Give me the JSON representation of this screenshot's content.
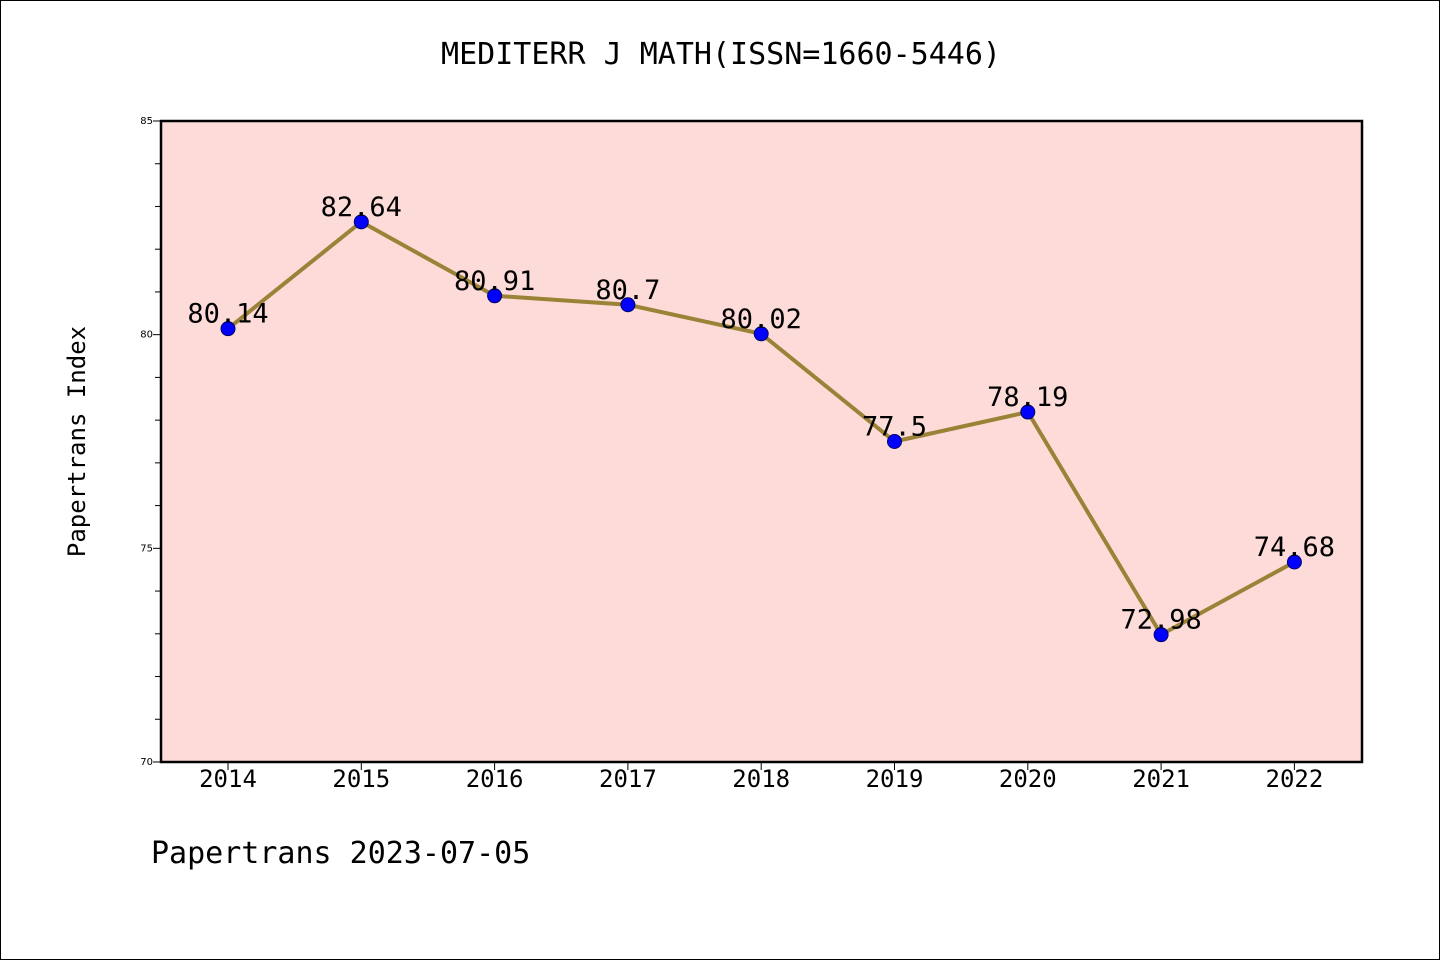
{
  "title": "MEDITERR J MATH(ISSN=1660-5446)",
  "footer": "Papertrans 2023-07-05",
  "colors": {
    "plot_background": "#fddbd9",
    "line": "#9a8237",
    "marker": "#0000ff"
  },
  "chart_data": {
    "type": "line",
    "title": "MEDITERR J MATH(ISSN=1660-5446)",
    "xlabel": "",
    "ylabel": "Papertrans Index",
    "categories": [
      "2014",
      "2015",
      "2016",
      "2017",
      "2018",
      "2019",
      "2020",
      "2021",
      "2022"
    ],
    "series": [
      {
        "values": [
          80.14,
          82.64,
          80.91,
          80.7,
          80.02,
          77.5,
          78.19,
          72.98,
          74.68
        ],
        "labels": [
          "80.14",
          "82.64",
          "80.91",
          "80.7",
          "80.02",
          "77.5",
          "78.19",
          "72.98",
          "74.68"
        ]
      }
    ],
    "ylim": [
      70,
      85
    ],
    "yticks": [
      70,
      75,
      80,
      85
    ],
    "grid": false,
    "legend": "none"
  }
}
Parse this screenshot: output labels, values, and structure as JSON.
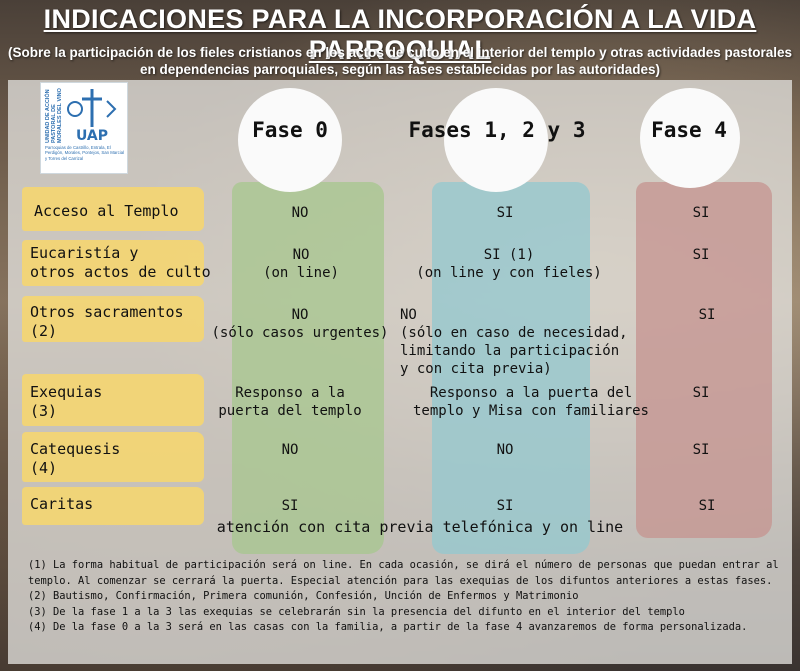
{
  "title": "INDICACIONES PARA LA INCORPORACIÓN A LA VIDA PARROQUIAL",
  "subtitle": "(Sobre la participación de los fieles cristianos en los actos de culto en el interior del templo y otras actividades pastorales en dependencias parroquiales, según las fases establecidas por las autoridades)",
  "logo": {
    "vertical_text": "UNIDAD DE ACCIÓN PASTORAL DE MORALES DEL VINO",
    "caption": "Parroquias de Castrillo, Entrala, El Perdigón, Morales, Pontejos, San Marcial y Torres del Carrizal",
    "emblem": "UAP"
  },
  "phases": [
    "Fase 0",
    "Fases 1, 2 y 3",
    "Fase 4"
  ],
  "rows": [
    {
      "label": "Acceso al Templo",
      "f0": "NO",
      "f123": "SI",
      "f4": "SI"
    },
    {
      "label": "Eucaristía y\notros actos de culto",
      "f0": "NO\n(on line)",
      "f123": "SI (1)\n(on line y con fieles)",
      "f4": "SI"
    },
    {
      "label": "Otros sacramentos\n(2)",
      "f0": "NO\n(sólo casos urgentes)",
      "f123": "NO\n(sólo en caso de necesidad,\nlimitando la participación\ny con cita previa)",
      "f4": "SI"
    },
    {
      "label": "Exequias\n(3)",
      "f0": "Responso a la\npuerta del templo",
      "f123": "Responso a la puerta del\ntemplo y Misa con familiares",
      "f4": "SI"
    },
    {
      "label": "Catequesis\n(4)",
      "f0": "NO",
      "f123": "NO",
      "f4": "SI"
    },
    {
      "label": "Caritas",
      "f0": "SI",
      "f123": "SI",
      "f4": "SI"
    }
  ],
  "caritas_note": "atención con cita previa telefónica y on line",
  "notes": [
    "(1) La forma habitual de participación será on line. En cada ocasión, se dirá el número de personas que puedan entrar al templo. Al comenzar se cerrará la puerta. Especial atención para las exequias de los difuntos anteriores a estas fases.",
    "(2) Bautismo, Confirmación, Primera comunión, Confesión, Unción de Enfermos y Matrimonio",
    "(3) De la fase 1 a la 3 las exequias se celebrarán sin la presencia del difunto en el interior del templo",
    "(4) De la fase 0 a la 3 será en las casas con la familia, a partir de la fase 4 avanzaremos de forma personalizada."
  ],
  "colors": {
    "fase0": "#a8c690",
    "fase123": "#96c8ce",
    "fase4": "#c69692",
    "label": "#f6d66e",
    "logo_blue": "#2d6fb0"
  }
}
▬▬▬
Find every line that holds "values" and copy it.

* **Task output**:
        "values": [
Parse this screenshot: output labels, values, and structure as JSON.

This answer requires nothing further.